(What is required): Transcribe the entries below exactly.

-------- Dataset records --------

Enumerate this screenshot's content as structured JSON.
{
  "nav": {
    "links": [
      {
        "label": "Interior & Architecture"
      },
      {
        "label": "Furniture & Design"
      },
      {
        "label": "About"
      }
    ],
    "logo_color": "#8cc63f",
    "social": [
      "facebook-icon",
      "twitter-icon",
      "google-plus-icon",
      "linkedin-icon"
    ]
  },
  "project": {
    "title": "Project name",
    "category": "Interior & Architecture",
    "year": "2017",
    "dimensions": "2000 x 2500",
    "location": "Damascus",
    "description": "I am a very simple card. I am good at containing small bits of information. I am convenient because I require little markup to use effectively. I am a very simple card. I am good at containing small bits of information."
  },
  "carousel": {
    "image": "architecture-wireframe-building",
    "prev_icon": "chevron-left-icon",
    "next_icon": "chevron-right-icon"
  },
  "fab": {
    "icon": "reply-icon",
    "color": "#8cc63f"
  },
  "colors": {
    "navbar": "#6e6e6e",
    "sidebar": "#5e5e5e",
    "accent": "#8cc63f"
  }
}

--------

(Expected answer):
Enumerate this screenshot's content as structured JSON.
{
  "nav": {
    "links": [
      {
        "label": "Interior & Architecture"
      },
      {
        "label": "Furniture & Design"
      },
      {
        "label": "About"
      }
    ],
    "logo_color": "#8cc63f",
    "social": [
      "facebook-icon",
      "twitter-icon",
      "google-plus-icon",
      "linkedin-icon"
    ]
  },
  "project": {
    "title": "Project name",
    "category": "Interior & Architecture",
    "year": "2017",
    "dimensions": "2000 x 2500",
    "location": "Damascus",
    "description": "I am a very simple card. I am good at containing small bits of information. I am convenient because I require little markup to use effectively. I am a very simple card. I am good at containing small bits of information."
  },
  "carousel": {
    "image": "architecture-wireframe-building",
    "prev_icon": "chevron-left-icon",
    "next_icon": "chevron-right-icon"
  },
  "fab": {
    "icon": "reply-icon",
    "color": "#8cc63f"
  },
  "colors": {
    "navbar": "#6e6e6e",
    "sidebar": "#5e5e5e",
    "accent": "#8cc63f"
  }
}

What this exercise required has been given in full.